# EXERCISE GOAL:
Repeat the full listing, word for word.

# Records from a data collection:
******

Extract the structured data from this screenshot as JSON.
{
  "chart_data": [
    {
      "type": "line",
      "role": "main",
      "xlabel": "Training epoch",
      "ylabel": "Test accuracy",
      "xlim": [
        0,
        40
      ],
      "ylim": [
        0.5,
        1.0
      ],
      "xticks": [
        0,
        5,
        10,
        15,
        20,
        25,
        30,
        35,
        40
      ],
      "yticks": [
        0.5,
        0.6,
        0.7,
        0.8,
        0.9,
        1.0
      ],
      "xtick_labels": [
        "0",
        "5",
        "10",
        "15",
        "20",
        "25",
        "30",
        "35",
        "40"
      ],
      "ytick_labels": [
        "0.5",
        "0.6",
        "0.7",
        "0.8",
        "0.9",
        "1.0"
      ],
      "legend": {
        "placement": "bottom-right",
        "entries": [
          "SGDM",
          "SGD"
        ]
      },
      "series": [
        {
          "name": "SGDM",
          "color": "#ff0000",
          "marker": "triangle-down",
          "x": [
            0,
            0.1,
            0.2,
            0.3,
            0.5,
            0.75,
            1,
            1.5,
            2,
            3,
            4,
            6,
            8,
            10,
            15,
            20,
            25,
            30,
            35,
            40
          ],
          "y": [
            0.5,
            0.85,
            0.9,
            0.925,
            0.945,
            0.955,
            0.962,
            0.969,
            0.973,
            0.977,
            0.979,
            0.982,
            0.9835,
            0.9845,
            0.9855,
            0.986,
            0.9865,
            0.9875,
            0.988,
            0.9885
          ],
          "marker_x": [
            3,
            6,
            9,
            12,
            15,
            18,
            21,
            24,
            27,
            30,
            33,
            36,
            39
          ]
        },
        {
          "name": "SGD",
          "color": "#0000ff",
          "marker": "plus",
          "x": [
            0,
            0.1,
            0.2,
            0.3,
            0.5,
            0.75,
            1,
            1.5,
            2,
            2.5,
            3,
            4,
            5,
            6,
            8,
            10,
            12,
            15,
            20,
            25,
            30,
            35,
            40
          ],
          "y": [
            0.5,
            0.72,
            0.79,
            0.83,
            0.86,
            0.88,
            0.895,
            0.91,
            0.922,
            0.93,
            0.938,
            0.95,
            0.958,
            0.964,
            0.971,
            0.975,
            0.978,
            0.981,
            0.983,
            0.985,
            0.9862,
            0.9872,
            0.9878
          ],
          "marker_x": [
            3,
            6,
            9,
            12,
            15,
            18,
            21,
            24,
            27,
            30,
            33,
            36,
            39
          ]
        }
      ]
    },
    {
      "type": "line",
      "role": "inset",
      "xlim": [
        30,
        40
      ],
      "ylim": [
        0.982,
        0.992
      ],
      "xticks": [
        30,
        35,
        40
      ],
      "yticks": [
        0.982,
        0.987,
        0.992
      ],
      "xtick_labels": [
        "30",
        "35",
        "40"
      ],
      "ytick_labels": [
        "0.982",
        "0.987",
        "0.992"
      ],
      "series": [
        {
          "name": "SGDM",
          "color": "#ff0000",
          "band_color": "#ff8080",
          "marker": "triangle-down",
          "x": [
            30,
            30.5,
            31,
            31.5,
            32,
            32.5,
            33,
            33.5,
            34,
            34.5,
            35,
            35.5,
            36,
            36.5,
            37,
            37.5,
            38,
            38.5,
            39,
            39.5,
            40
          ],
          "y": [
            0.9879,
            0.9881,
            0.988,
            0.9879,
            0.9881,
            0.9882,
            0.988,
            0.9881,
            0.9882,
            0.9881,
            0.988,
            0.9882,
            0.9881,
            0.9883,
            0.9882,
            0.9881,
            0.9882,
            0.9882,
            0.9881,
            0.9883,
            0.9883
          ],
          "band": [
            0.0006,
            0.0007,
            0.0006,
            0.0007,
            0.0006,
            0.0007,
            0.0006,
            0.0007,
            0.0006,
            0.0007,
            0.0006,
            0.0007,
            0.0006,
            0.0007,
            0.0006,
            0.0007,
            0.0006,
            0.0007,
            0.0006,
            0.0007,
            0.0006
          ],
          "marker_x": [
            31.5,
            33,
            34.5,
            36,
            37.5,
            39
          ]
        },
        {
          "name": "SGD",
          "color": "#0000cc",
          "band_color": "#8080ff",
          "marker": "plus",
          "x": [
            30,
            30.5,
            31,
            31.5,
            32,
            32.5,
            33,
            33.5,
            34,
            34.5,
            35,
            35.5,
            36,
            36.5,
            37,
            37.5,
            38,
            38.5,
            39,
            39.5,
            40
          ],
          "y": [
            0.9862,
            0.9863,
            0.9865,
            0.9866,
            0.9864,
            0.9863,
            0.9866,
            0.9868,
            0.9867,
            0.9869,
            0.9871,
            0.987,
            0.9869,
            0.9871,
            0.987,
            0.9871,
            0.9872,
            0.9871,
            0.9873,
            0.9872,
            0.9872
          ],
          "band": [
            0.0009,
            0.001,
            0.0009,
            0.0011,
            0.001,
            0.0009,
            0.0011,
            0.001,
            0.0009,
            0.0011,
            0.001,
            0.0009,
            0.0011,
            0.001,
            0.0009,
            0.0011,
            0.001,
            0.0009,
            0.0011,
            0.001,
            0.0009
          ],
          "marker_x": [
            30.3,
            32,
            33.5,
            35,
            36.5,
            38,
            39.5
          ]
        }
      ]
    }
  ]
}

******

# FULL OUTPUT:
Extract the structured data from this screenshot as JSON.
{
  "chart_data": [
    {
      "type": "line",
      "role": "main",
      "xlabel": "Training epoch",
      "ylabel": "Test accuracy",
      "xlim": [
        0,
        40
      ],
      "ylim": [
        0.5,
        1.0
      ],
      "xticks": [
        0,
        5,
        10,
        15,
        20,
        25,
        30,
        35,
        40
      ],
      "yticks": [
        0.5,
        0.6,
        0.7,
        0.8,
        0.9,
        1.0
      ],
      "xtick_labels": [
        "0",
        "5",
        "10",
        "15",
        "20",
        "25",
        "30",
        "35",
        "40"
      ],
      "ytick_labels": [
        "0.5",
        "0.6",
        "0.7",
        "0.8",
        "0.9",
        "1.0"
      ],
      "legend": {
        "placement": "bottom-right",
        "entries": [
          "SGDM",
          "SGD"
        ]
      },
      "series": [
        {
          "name": "SGDM",
          "color": "#ff0000",
          "marker": "triangle-down",
          "x": [
            0,
            0.1,
            0.2,
            0.3,
            0.5,
            0.75,
            1,
            1.5,
            2,
            3,
            4,
            6,
            8,
            10,
            15,
            20,
            25,
            30,
            35,
            40
          ],
          "y": [
            0.5,
            0.85,
            0.9,
            0.925,
            0.945,
            0.955,
            0.962,
            0.969,
            0.973,
            0.977,
            0.979,
            0.982,
            0.9835,
            0.9845,
            0.9855,
            0.986,
            0.9865,
            0.9875,
            0.988,
            0.9885
          ],
          "marker_x": [
            3,
            6,
            9,
            12,
            15,
            18,
            21,
            24,
            27,
            30,
            33,
            36,
            39
          ]
        },
        {
          "name": "SGD",
          "color": "#0000ff",
          "marker": "plus",
          "x": [
            0,
            0.1,
            0.2,
            0.3,
            0.5,
            0.75,
            1,
            1.5,
            2,
            2.5,
            3,
            4,
            5,
            6,
            8,
            10,
            12,
            15,
            20,
            25,
            30,
            35,
            40
          ],
          "y": [
            0.5,
            0.72,
            0.79,
            0.83,
            0.86,
            0.88,
            0.895,
            0.91,
            0.922,
            0.93,
            0.938,
            0.95,
            0.958,
            0.964,
            0.971,
            0.975,
            0.978,
            0.981,
            0.983,
            0.985,
            0.9862,
            0.9872,
            0.9878
          ],
          "marker_x": [
            3,
            6,
            9,
            12,
            15,
            18,
            21,
            24,
            27,
            30,
            33,
            36,
            39
          ]
        }
      ]
    },
    {
      "type": "line",
      "role": "inset",
      "xlim": [
        30,
        40
      ],
      "ylim": [
        0.982,
        0.992
      ],
      "xticks": [
        30,
        35,
        40
      ],
      "yticks": [
        0.982,
        0.987,
        0.992
      ],
      "xtick_labels": [
        "30",
        "35",
        "40"
      ],
      "ytick_labels": [
        "0.982",
        "0.987",
        "0.992"
      ],
      "series": [
        {
          "name": "SGDM",
          "color": "#ff0000",
          "band_color": "#ff8080",
          "marker": "triangle-down",
          "x": [
            30,
            30.5,
            31,
            31.5,
            32,
            32.5,
            33,
            33.5,
            34,
            34.5,
            35,
            35.5,
            36,
            36.5,
            37,
            37.5,
            38,
            38.5,
            39,
            39.5,
            40
          ],
          "y": [
            0.9879,
            0.9881,
            0.988,
            0.9879,
            0.9881,
            0.9882,
            0.988,
            0.9881,
            0.9882,
            0.9881,
            0.988,
            0.9882,
            0.9881,
            0.9883,
            0.9882,
            0.9881,
            0.9882,
            0.9882,
            0.9881,
            0.9883,
            0.9883
          ],
          "band": [
            0.0006,
            0.0007,
            0.0006,
            0.0007,
            0.0006,
            0.0007,
            0.0006,
            0.0007,
            0.0006,
            0.0007,
            0.0006,
            0.0007,
            0.0006,
            0.0007,
            0.0006,
            0.0007,
            0.0006,
            0.0007,
            0.0006,
            0.0007,
            0.0006
          ],
          "marker_x": [
            31.5,
            33,
            34.5,
            36,
            37.5,
            39
          ]
        },
        {
          "name": "SGD",
          "color": "#0000cc",
          "band_color": "#8080ff",
          "marker": "plus",
          "x": [
            30,
            30.5,
            31,
            31.5,
            32,
            32.5,
            33,
            33.5,
            34,
            34.5,
            35,
            35.5,
            36,
            36.5,
            37,
            37.5,
            38,
            38.5,
            39,
            39.5,
            40
          ],
          "y": [
            0.9862,
            0.9863,
            0.9865,
            0.9866,
            0.9864,
            0.9863,
            0.9866,
            0.9868,
            0.9867,
            0.9869,
            0.9871,
            0.987,
            0.9869,
            0.9871,
            0.987,
            0.9871,
            0.9872,
            0.9871,
            0.9873,
            0.9872,
            0.9872
          ],
          "band": [
            0.0009,
            0.001,
            0.0009,
            0.0011,
            0.001,
            0.0009,
            0.0011,
            0.001,
            0.0009,
            0.0011,
            0.001,
            0.0009,
            0.0011,
            0.001,
            0.0009,
            0.0011,
            0.001,
            0.0009,
            0.0011,
            0.001,
            0.0009
          ],
          "marker_x": [
            30.3,
            32,
            33.5,
            35,
            36.5,
            38,
            39.5
          ]
        }
      ]
    }
  ]
}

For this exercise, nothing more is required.